▶ _AIM OF THE EXERCISE_
Keep the pictures out of the copy and print all the entries below exactly.

▶ _RECORDS FOR THIS TASK_
━━━━━━━━━━

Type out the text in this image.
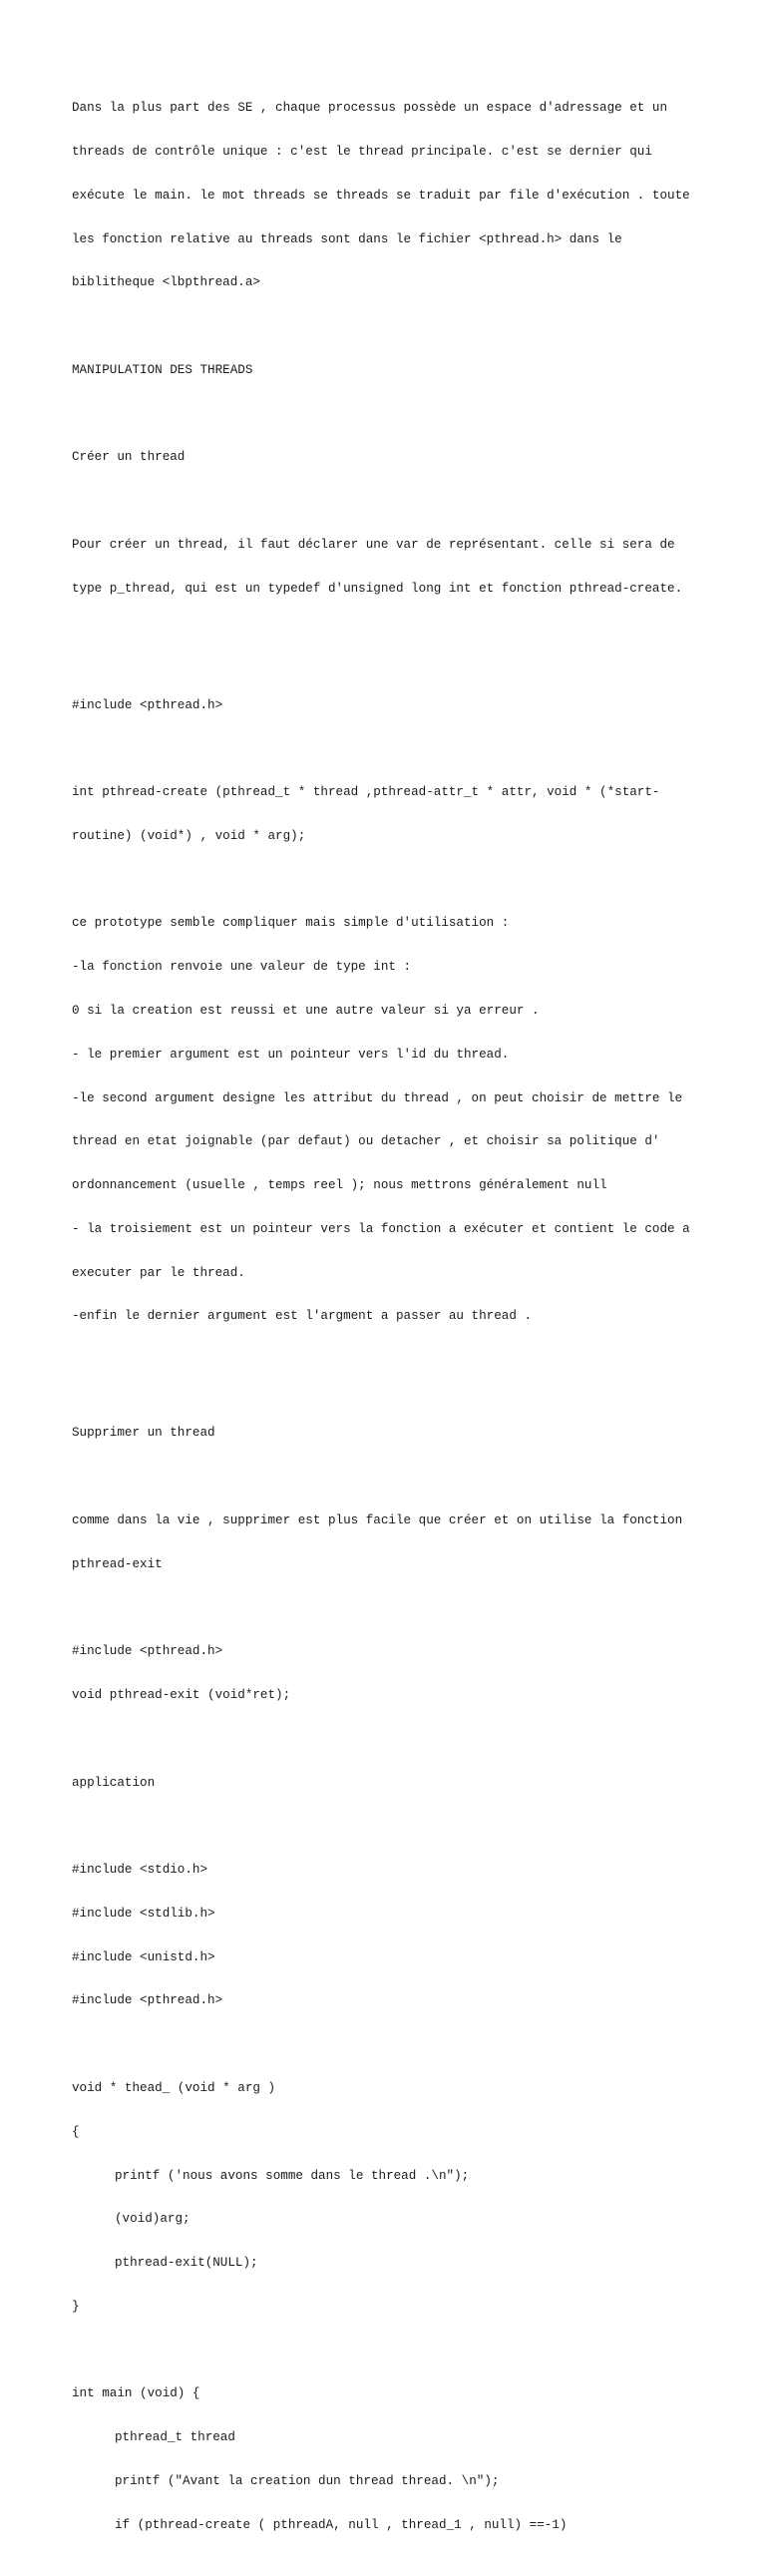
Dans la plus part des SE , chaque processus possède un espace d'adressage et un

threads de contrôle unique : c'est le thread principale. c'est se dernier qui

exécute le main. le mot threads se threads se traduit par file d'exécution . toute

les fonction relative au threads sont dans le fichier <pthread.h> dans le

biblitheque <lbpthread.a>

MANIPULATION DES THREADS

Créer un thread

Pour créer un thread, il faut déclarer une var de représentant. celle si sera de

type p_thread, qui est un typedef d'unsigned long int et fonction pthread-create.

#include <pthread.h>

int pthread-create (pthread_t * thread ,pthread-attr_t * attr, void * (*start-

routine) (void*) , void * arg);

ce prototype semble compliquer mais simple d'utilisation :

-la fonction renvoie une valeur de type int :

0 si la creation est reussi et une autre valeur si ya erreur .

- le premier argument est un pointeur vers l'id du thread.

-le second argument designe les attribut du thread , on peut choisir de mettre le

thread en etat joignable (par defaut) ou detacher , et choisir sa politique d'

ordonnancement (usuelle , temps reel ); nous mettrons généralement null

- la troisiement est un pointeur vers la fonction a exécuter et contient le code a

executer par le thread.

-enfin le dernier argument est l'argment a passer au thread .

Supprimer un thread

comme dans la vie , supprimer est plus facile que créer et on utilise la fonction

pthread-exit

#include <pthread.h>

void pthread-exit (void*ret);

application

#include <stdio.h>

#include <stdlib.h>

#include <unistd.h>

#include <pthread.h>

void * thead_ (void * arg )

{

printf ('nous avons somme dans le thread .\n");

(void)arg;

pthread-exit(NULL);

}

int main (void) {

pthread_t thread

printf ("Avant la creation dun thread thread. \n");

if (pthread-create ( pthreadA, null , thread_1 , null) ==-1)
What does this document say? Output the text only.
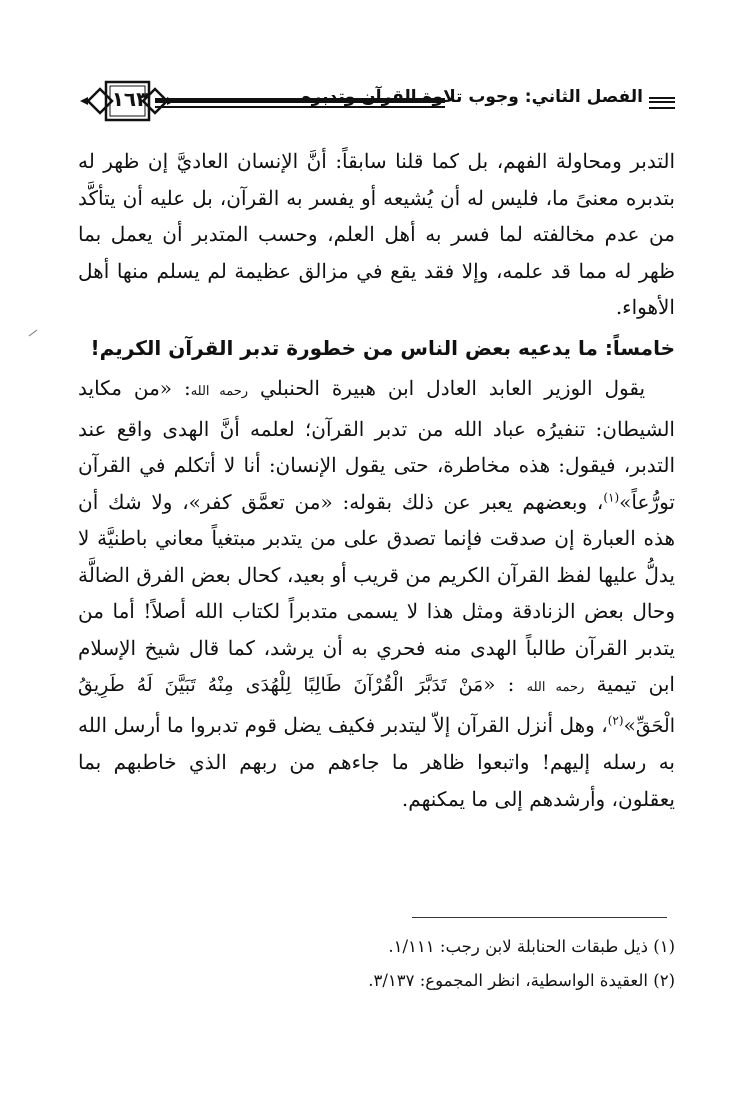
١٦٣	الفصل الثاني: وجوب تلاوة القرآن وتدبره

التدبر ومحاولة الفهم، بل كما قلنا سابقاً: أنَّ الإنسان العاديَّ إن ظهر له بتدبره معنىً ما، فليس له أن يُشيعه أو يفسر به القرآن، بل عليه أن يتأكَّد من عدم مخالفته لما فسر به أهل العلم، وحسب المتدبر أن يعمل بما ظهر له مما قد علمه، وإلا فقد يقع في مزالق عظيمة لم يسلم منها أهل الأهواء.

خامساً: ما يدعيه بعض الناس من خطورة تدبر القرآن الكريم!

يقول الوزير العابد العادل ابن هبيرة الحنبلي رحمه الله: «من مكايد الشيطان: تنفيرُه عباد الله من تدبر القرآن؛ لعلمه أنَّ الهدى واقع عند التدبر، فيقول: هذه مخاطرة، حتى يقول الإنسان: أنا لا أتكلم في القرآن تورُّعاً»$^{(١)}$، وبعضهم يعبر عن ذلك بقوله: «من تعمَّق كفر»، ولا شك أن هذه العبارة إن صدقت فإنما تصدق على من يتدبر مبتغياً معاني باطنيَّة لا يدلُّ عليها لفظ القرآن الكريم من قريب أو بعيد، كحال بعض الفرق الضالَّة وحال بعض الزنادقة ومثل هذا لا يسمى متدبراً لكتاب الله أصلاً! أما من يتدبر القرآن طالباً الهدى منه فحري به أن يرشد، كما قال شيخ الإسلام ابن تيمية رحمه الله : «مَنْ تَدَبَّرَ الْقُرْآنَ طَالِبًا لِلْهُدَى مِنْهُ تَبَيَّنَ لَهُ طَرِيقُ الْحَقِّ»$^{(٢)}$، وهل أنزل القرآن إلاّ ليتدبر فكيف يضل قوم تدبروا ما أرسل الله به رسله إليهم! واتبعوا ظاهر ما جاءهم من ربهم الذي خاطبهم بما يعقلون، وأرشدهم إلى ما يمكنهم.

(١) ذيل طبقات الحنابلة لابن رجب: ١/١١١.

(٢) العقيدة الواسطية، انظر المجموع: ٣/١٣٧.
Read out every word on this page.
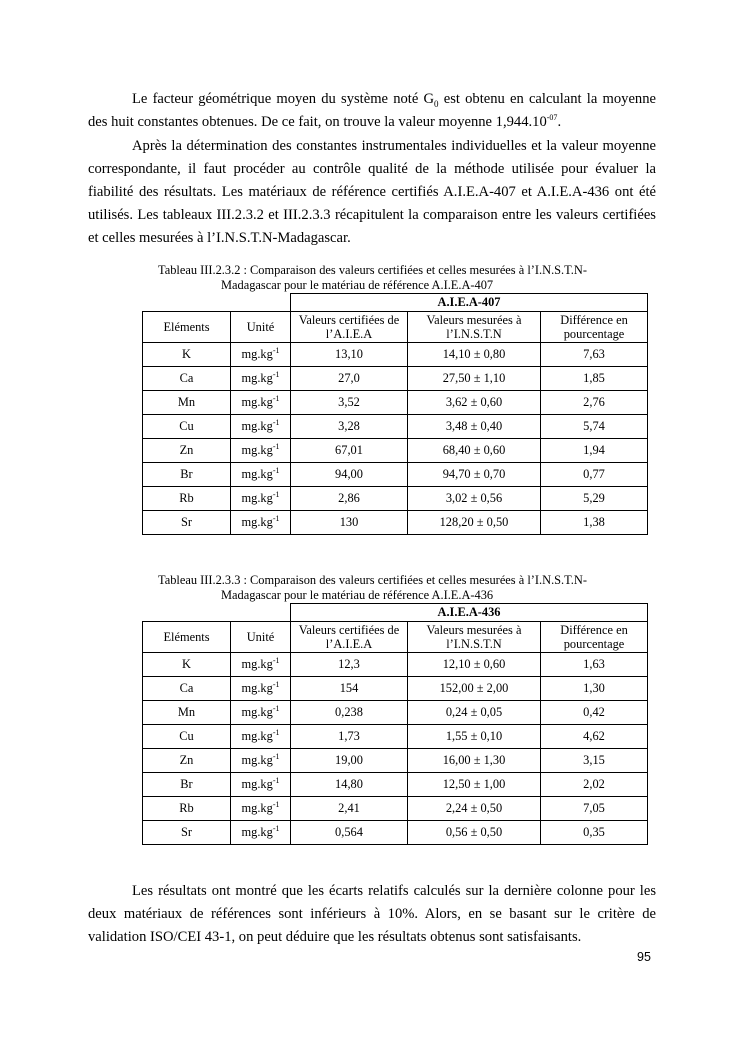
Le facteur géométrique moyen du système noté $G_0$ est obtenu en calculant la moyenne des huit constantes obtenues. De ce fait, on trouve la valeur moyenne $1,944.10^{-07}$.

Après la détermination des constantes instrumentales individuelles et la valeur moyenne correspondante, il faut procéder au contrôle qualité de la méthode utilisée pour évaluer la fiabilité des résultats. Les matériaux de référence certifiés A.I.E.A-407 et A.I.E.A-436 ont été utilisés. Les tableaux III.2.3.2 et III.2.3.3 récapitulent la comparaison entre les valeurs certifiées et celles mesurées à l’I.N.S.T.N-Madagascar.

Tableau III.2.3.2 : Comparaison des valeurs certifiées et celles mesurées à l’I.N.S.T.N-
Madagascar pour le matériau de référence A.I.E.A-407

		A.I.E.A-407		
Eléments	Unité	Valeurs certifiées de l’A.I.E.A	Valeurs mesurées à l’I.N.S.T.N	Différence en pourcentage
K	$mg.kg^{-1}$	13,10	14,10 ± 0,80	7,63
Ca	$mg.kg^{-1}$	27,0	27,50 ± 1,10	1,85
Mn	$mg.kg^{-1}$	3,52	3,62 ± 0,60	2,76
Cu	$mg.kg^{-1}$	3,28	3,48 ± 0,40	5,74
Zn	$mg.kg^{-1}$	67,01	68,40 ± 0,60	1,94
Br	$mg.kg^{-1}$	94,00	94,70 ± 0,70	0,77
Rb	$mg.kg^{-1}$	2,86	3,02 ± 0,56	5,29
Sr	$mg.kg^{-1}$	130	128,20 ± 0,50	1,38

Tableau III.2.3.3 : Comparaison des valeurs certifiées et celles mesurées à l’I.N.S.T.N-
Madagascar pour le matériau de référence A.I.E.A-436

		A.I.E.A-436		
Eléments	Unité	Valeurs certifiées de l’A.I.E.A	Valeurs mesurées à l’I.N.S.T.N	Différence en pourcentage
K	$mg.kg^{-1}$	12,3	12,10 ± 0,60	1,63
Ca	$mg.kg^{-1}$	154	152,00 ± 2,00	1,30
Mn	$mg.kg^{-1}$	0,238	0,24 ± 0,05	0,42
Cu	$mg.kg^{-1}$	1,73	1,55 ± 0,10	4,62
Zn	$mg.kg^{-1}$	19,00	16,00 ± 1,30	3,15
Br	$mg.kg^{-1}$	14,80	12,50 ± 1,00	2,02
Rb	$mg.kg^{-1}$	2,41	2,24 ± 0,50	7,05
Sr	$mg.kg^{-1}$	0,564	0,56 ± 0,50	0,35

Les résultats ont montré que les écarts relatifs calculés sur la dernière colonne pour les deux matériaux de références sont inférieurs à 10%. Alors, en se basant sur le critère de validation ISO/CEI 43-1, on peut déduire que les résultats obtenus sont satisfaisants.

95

━━━━━━━━━━

▶ _SOLUTION TO THE PROBLEM_
Type out the text in this image.
Dans la plus part des SE , chaque processus possède un espace d'adressage et un

threads de contrôle unique : c'est le thread principale. c'est se dernier qui

exécute le main. le mot threads se threads se traduit par file d'exécution . toute

les fonction relative au threads sont dans le fichier <pthread.h> dans le

biblitheque <lbpthread.a>

MANIPULATION DES THREADS

Créer un thread

Pour créer un thread, il faut déclarer une var de représentant. celle si sera de

type p_thread, qui est un typedef d'unsigned long int et fonction pthread-create.

#include <pthread.h>

int pthread-create (pthread_t * thread ,pthread-attr_t * attr, void * (*start-

routine) (void*) , void * arg);

ce prototype semble compliquer mais simple d'utilisation :

-la fonction renvoie une valeur de type int :

0 si la creation est reussi et une autre valeur si ya erreur .

- le premier argument est un pointeur vers l'id du thread.

-le second argument designe les attribut du thread , on peut choisir de mettre le

thread en etat joignable (par defaut) ou detacher , et choisir sa politique d'

ordonnancement (usuelle , temps reel ); nous mettrons généralement null

- la troisiement est un pointeur vers la fonction a exécuter et contient le code a

executer par le thread.

-enfin le dernier argument est l'argment a passer au thread .

Supprimer un thread

comme dans la vie , supprimer est plus facile que créer et on utilise la fonction

pthread-exit

#include <pthread.h>

void pthread-exit (void*ret);

application

#include <stdio.h>

#include <stdlib.h>

#include <unistd.h>

#include <pthread.h>

void * thead_ (void * arg )

{

printf ('nous avons somme dans le thread .\n");

(void)arg;

pthread-exit(NULL);

}

int main (void) {

pthread_t thread

printf ("Avant la creation dun thread thread. \n");

if (pthread-create ( pthreadA, null , thread_1 , null) ==-1)
What does this document say? Output the text only.
١٦٣	الفصل الثاني: وجوب تلاوة القرآن وتدبره

التدبر ومحاولة الفهم، بل كما قلنا سابقاً: أنَّ الإنسان العاديَّ إن ظهر له بتدبره معنىً ما، فليس له أن يُشيعه أو يفسر به القرآن، بل عليه أن يتأكَّد من عدم مخالفته لما فسر به أهل العلم، وحسب المتدبر أن يعمل بما ظهر له مما قد علمه، وإلا فقد يقع في مزالق عظيمة لم يسلم منها أهل الأهواء.

خامساً: ما يدعيه بعض الناس من خطورة تدبر القرآن الكريم!

يقول الوزير العابد العادل ابن هبيرة الحنبلي رحمه الله: «من مكايد الشيطان: تنفيرُه عباد الله من تدبر القرآن؛ لعلمه أنَّ الهدى واقع عند التدبر، فيقول: هذه مخاطرة، حتى يقول الإنسان: أنا لا أتكلم في القرآن تورُّعاً»$^{(١)}$، وبعضهم يعبر عن ذلك بقوله: «من تعمَّق كفر»، ولا شك أن هذه العبارة إن صدقت فإنما تصدق على من يتدبر مبتغياً معاني باطنيَّة لا يدلُّ عليها لفظ القرآن الكريم من قريب أو بعيد، كحال بعض الفرق الضالَّة وحال بعض الزنادقة ومثل هذا لا يسمى متدبراً لكتاب الله أصلاً! أما من يتدبر القرآن طالباً الهدى منه فحري به أن يرشد، كما قال شيخ الإسلام ابن تيمية رحمه الله : «مَنْ تَدَبَّرَ الْقُرْآنَ طَالِبًا لِلْهُدَى مِنْهُ تَبَيَّنَ لَهُ طَرِيقُ الْحَقِّ»$^{(٢)}$، وهل أنزل القرآن إلاّ ليتدبر فكيف يضل قوم تدبروا ما أرسل الله به رسله إليهم! واتبعوا ظاهر ما جاءهم من ربهم الذي خاطبهم بما يعقلون، وأرشدهم إلى ما يمكنهم.

(١) ذيل طبقات الحنابلة لابن رجب: ١/١١١.

(٢) العقيدة الواسطية، انظر المجموع: ٣/١٣٧.
Read out every word on this page.
Le facteur géométrique moyen du système noté $G_0$ est obtenu en calculant la moyenne des huit constantes obtenues. De ce fait, on trouve la valeur moyenne $1,944.10^{-07}$.

Après la détermination des constantes instrumentales individuelles et la valeur moyenne correspondante, il faut procéder au contrôle qualité de la méthode utilisée pour évaluer la fiabilité des résultats. Les matériaux de référence certifiés A.I.E.A-407 et A.I.E.A-436 ont été utilisés. Les tableaux III.2.3.2 et III.2.3.3 récapitulent la comparaison entre les valeurs certifiées et celles mesurées à l’I.N.S.T.N-Madagascar.

Tableau III.2.3.2 : Comparaison des valeurs certifiées et celles mesurées à l’I.N.S.T.N-
Madagascar pour le matériau de référence A.I.E.A-407

		A.I.E.A-407		
Eléments	Unité	Valeurs certifiées de l’A.I.E.A	Valeurs mesurées à l’I.N.S.T.N	Différence en pourcentage
K	$mg.kg^{-1}$	13,10	14,10 ± 0,80	7,63
Ca	$mg.kg^{-1}$	27,0	27,50 ± 1,10	1,85
Mn	$mg.kg^{-1}$	3,52	3,62 ± 0,60	2,76
Cu	$mg.kg^{-1}$	3,28	3,48 ± 0,40	5,74
Zn	$mg.kg^{-1}$	67,01	68,40 ± 0,60	1,94
Br	$mg.kg^{-1}$	94,00	94,70 ± 0,70	0,77
Rb	$mg.kg^{-1}$	2,86	3,02 ± 0,56	5,29
Sr	$mg.kg^{-1}$	130	128,20 ± 0,50	1,38

Tableau III.2.3.3 : Comparaison des valeurs certifiées et celles mesurées à l’I.N.S.T.N-
Madagascar pour le matériau de référence A.I.E.A-436

		A.I.E.A-436		
Eléments	Unité	Valeurs certifiées de l’A.I.E.A	Valeurs mesurées à l’I.N.S.T.N	Différence en pourcentage
K	$mg.kg^{-1}$	12,3	12,10 ± 0,60	1,63
Ca	$mg.kg^{-1}$	154	152,00 ± 2,00	1,30
Mn	$mg.kg^{-1}$	0,238	0,24 ± 0,05	0,42
Cu	$mg.kg^{-1}$	1,73	1,55 ± 0,10	4,62
Zn	$mg.kg^{-1}$	19,00	16,00 ± 1,30	3,15
Br	$mg.kg^{-1}$	14,80	12,50 ± 1,00	2,02
Rb	$mg.kg^{-1}$	2,41	2,24 ± 0,50	7,05
Sr	$mg.kg^{-1}$	0,564	0,56 ± 0,50	0,35

Les résultats ont montré que les écarts relatifs calculés sur la dernière colonne pour les deux matériaux de références sont inférieurs à 10%. Alors, en se basant sur le critère de validation ISO/CEI 43-1, on peut déduire que les résultats obtenus sont satisfaisants.

95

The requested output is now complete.